§ Collected data:
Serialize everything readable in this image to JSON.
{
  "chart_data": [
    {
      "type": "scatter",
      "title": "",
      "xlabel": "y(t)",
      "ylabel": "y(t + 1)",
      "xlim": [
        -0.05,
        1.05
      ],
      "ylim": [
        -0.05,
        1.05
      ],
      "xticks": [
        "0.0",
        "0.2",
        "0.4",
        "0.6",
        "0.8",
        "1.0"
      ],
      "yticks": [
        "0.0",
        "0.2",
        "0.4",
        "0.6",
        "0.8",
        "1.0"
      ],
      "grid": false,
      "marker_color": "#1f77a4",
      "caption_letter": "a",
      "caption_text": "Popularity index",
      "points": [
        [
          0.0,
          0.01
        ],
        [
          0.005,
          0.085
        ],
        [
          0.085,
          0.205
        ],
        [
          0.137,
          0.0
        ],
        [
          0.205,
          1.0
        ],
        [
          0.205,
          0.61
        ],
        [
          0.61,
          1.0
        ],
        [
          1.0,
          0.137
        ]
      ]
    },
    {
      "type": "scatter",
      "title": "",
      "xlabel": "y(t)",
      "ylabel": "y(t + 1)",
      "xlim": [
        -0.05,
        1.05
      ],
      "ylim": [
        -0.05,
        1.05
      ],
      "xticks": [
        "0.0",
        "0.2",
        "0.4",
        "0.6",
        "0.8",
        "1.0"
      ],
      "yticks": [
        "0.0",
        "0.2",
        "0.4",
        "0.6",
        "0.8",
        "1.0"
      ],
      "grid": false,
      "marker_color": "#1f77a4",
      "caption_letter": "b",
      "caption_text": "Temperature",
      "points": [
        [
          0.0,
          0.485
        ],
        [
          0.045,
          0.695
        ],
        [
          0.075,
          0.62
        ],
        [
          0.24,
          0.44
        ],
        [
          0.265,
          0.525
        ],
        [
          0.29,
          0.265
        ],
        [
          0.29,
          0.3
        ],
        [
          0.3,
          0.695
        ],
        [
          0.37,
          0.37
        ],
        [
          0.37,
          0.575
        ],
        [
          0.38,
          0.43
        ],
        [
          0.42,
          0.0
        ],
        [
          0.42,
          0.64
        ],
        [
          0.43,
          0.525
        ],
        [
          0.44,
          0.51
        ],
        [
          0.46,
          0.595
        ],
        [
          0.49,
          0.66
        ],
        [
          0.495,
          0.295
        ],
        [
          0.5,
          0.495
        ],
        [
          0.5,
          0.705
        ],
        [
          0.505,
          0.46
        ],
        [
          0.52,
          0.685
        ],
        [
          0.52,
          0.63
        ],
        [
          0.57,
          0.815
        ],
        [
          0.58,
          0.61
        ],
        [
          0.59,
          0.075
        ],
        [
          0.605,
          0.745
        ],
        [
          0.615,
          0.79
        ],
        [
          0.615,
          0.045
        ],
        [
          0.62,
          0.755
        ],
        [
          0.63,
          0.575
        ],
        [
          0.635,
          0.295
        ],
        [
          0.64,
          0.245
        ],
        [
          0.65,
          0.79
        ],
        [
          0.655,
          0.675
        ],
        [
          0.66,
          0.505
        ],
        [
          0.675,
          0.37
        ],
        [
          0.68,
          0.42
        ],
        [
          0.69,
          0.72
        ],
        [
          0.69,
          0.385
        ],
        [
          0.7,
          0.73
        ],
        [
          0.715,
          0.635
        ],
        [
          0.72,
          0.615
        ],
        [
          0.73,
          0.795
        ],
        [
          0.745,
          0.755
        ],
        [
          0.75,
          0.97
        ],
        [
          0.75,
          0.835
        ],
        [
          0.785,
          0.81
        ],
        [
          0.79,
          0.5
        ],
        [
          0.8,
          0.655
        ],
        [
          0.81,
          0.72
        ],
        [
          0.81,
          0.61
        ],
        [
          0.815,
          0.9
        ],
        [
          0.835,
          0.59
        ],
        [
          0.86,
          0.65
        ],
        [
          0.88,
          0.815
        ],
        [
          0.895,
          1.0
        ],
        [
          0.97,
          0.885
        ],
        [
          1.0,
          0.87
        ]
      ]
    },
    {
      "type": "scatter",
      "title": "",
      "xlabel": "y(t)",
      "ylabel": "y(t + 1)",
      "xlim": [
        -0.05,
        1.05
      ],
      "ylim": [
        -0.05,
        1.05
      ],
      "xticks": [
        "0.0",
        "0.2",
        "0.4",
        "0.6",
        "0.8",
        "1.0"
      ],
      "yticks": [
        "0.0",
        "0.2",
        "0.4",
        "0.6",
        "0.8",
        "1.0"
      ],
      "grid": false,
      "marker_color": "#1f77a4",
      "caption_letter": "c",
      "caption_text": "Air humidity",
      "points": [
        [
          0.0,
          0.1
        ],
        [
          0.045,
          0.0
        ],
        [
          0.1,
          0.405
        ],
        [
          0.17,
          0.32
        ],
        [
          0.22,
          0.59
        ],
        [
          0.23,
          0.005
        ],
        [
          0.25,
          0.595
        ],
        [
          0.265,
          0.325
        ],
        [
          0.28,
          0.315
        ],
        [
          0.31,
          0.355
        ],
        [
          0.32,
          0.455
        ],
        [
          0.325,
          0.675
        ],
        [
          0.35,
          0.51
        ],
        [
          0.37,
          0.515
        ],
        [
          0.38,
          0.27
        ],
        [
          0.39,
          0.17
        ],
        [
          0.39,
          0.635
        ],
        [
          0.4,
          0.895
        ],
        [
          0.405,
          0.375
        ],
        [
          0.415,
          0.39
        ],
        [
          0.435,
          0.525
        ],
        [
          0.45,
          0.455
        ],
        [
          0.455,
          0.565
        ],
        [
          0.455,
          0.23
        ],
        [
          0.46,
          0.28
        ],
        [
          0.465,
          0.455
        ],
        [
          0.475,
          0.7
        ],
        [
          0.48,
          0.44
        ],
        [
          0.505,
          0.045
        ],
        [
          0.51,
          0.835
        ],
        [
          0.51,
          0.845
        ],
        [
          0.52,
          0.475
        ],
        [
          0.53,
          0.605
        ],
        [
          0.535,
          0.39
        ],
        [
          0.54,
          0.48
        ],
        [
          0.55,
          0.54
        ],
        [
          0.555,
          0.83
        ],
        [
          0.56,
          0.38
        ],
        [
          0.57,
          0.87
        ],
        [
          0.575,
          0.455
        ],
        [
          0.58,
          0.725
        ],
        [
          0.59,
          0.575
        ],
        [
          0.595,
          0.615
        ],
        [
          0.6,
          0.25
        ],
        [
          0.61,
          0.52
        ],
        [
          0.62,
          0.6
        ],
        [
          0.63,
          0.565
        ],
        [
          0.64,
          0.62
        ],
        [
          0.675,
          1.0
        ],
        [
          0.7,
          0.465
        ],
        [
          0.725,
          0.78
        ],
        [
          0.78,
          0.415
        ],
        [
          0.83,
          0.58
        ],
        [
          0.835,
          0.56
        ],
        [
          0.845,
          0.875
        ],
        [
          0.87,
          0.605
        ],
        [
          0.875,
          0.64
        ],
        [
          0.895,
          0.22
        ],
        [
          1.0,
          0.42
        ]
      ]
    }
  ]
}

§ Problem requirements:
Exactly as written above, please repeat the entries.

§ Solution to this problem:
Serialize everything readable in this image to JSON.
{
  "chart_data": [
    {
      "type": "scatter",
      "title": "",
      "xlabel": "y(t)",
      "ylabel": "y(t + 1)",
      "xlim": [
        -0.05,
        1.05
      ],
      "ylim": [
        -0.05,
        1.05
      ],
      "xticks": [
        "0.0",
        "0.2",
        "0.4",
        "0.6",
        "0.8",
        "1.0"
      ],
      "yticks": [
        "0.0",
        "0.2",
        "0.4",
        "0.6",
        "0.8",
        "1.0"
      ],
      "grid": false,
      "marker_color": "#1f77a4",
      "caption_letter": "a",
      "caption_text": "Popularity index",
      "points": [
        [
          0.0,
          0.01
        ],
        [
          0.005,
          0.085
        ],
        [
          0.085,
          0.205
        ],
        [
          0.137,
          0.0
        ],
        [
          0.205,
          1.0
        ],
        [
          0.205,
          0.61
        ],
        [
          0.61,
          1.0
        ],
        [
          1.0,
          0.137
        ]
      ]
    },
    {
      "type": "scatter",
      "title": "",
      "xlabel": "y(t)",
      "ylabel": "y(t + 1)",
      "xlim": [
        -0.05,
        1.05
      ],
      "ylim": [
        -0.05,
        1.05
      ],
      "xticks": [
        "0.0",
        "0.2",
        "0.4",
        "0.6",
        "0.8",
        "1.0"
      ],
      "yticks": [
        "0.0",
        "0.2",
        "0.4",
        "0.6",
        "0.8",
        "1.0"
      ],
      "grid": false,
      "marker_color": "#1f77a4",
      "caption_letter": "b",
      "caption_text": "Temperature",
      "points": [
        [
          0.0,
          0.485
        ],
        [
          0.045,
          0.695
        ],
        [
          0.075,
          0.62
        ],
        [
          0.24,
          0.44
        ],
        [
          0.265,
          0.525
        ],
        [
          0.29,
          0.265
        ],
        [
          0.29,
          0.3
        ],
        [
          0.3,
          0.695
        ],
        [
          0.37,
          0.37
        ],
        [
          0.37,
          0.575
        ],
        [
          0.38,
          0.43
        ],
        [
          0.42,
          0.0
        ],
        [
          0.42,
          0.64
        ],
        [
          0.43,
          0.525
        ],
        [
          0.44,
          0.51
        ],
        [
          0.46,
          0.595
        ],
        [
          0.49,
          0.66
        ],
        [
          0.495,
          0.295
        ],
        [
          0.5,
          0.495
        ],
        [
          0.5,
          0.705
        ],
        [
          0.505,
          0.46
        ],
        [
          0.52,
          0.685
        ],
        [
          0.52,
          0.63
        ],
        [
          0.57,
          0.815
        ],
        [
          0.58,
          0.61
        ],
        [
          0.59,
          0.075
        ],
        [
          0.605,
          0.745
        ],
        [
          0.615,
          0.79
        ],
        [
          0.615,
          0.045
        ],
        [
          0.62,
          0.755
        ],
        [
          0.63,
          0.575
        ],
        [
          0.635,
          0.295
        ],
        [
          0.64,
          0.245
        ],
        [
          0.65,
          0.79
        ],
        [
          0.655,
          0.675
        ],
        [
          0.66,
          0.505
        ],
        [
          0.675,
          0.37
        ],
        [
          0.68,
          0.42
        ],
        [
          0.69,
          0.72
        ],
        [
          0.69,
          0.385
        ],
        [
          0.7,
          0.73
        ],
        [
          0.715,
          0.635
        ],
        [
          0.72,
          0.615
        ],
        [
          0.73,
          0.795
        ],
        [
          0.745,
          0.755
        ],
        [
          0.75,
          0.97
        ],
        [
          0.75,
          0.835
        ],
        [
          0.785,
          0.81
        ],
        [
          0.79,
          0.5
        ],
        [
          0.8,
          0.655
        ],
        [
          0.81,
          0.72
        ],
        [
          0.81,
          0.61
        ],
        [
          0.815,
          0.9
        ],
        [
          0.835,
          0.59
        ],
        [
          0.86,
          0.65
        ],
        [
          0.88,
          0.815
        ],
        [
          0.895,
          1.0
        ],
        [
          0.97,
          0.885
        ],
        [
          1.0,
          0.87
        ]
      ]
    },
    {
      "type": "scatter",
      "title": "",
      "xlabel": "y(t)",
      "ylabel": "y(t + 1)",
      "xlim": [
        -0.05,
        1.05
      ],
      "ylim": [
        -0.05,
        1.05
      ],
      "xticks": [
        "0.0",
        "0.2",
        "0.4",
        "0.6",
        "0.8",
        "1.0"
      ],
      "yticks": [
        "0.0",
        "0.2",
        "0.4",
        "0.6",
        "0.8",
        "1.0"
      ],
      "grid": false,
      "marker_color": "#1f77a4",
      "caption_letter": "c",
      "caption_text": "Air humidity",
      "points": [
        [
          0.0,
          0.1
        ],
        [
          0.045,
          0.0
        ],
        [
          0.1,
          0.405
        ],
        [
          0.17,
          0.32
        ],
        [
          0.22,
          0.59
        ],
        [
          0.23,
          0.005
        ],
        [
          0.25,
          0.595
        ],
        [
          0.265,
          0.325
        ],
        [
          0.28,
          0.315
        ],
        [
          0.31,
          0.355
        ],
        [
          0.32,
          0.455
        ],
        [
          0.325,
          0.675
        ],
        [
          0.35,
          0.51
        ],
        [
          0.37,
          0.515
        ],
        [
          0.38,
          0.27
        ],
        [
          0.39,
          0.17
        ],
        [
          0.39,
          0.635
        ],
        [
          0.4,
          0.895
        ],
        [
          0.405,
          0.375
        ],
        [
          0.415,
          0.39
        ],
        [
          0.435,
          0.525
        ],
        [
          0.45,
          0.455
        ],
        [
          0.455,
          0.565
        ],
        [
          0.455,
          0.23
        ],
        [
          0.46,
          0.28
        ],
        [
          0.465,
          0.455
        ],
        [
          0.475,
          0.7
        ],
        [
          0.48,
          0.44
        ],
        [
          0.505,
          0.045
        ],
        [
          0.51,
          0.835
        ],
        [
          0.51,
          0.845
        ],
        [
          0.52,
          0.475
        ],
        [
          0.53,
          0.605
        ],
        [
          0.535,
          0.39
        ],
        [
          0.54,
          0.48
        ],
        [
          0.55,
          0.54
        ],
        [
          0.555,
          0.83
        ],
        [
          0.56,
          0.38
        ],
        [
          0.57,
          0.87
        ],
        [
          0.575,
          0.455
        ],
        [
          0.58,
          0.725
        ],
        [
          0.59,
          0.575
        ],
        [
          0.595,
          0.615
        ],
        [
          0.6,
          0.25
        ],
        [
          0.61,
          0.52
        ],
        [
          0.62,
          0.6
        ],
        [
          0.63,
          0.565
        ],
        [
          0.64,
          0.62
        ],
        [
          0.675,
          1.0
        ],
        [
          0.7,
          0.465
        ],
        [
          0.725,
          0.78
        ],
        [
          0.78,
          0.415
        ],
        [
          0.83,
          0.58
        ],
        [
          0.835,
          0.56
        ],
        [
          0.845,
          0.875
        ],
        [
          0.87,
          0.605
        ],
        [
          0.875,
          0.64
        ],
        [
          0.895,
          0.22
        ],
        [
          1.0,
          0.42
        ]
      ]
    }
  ]
}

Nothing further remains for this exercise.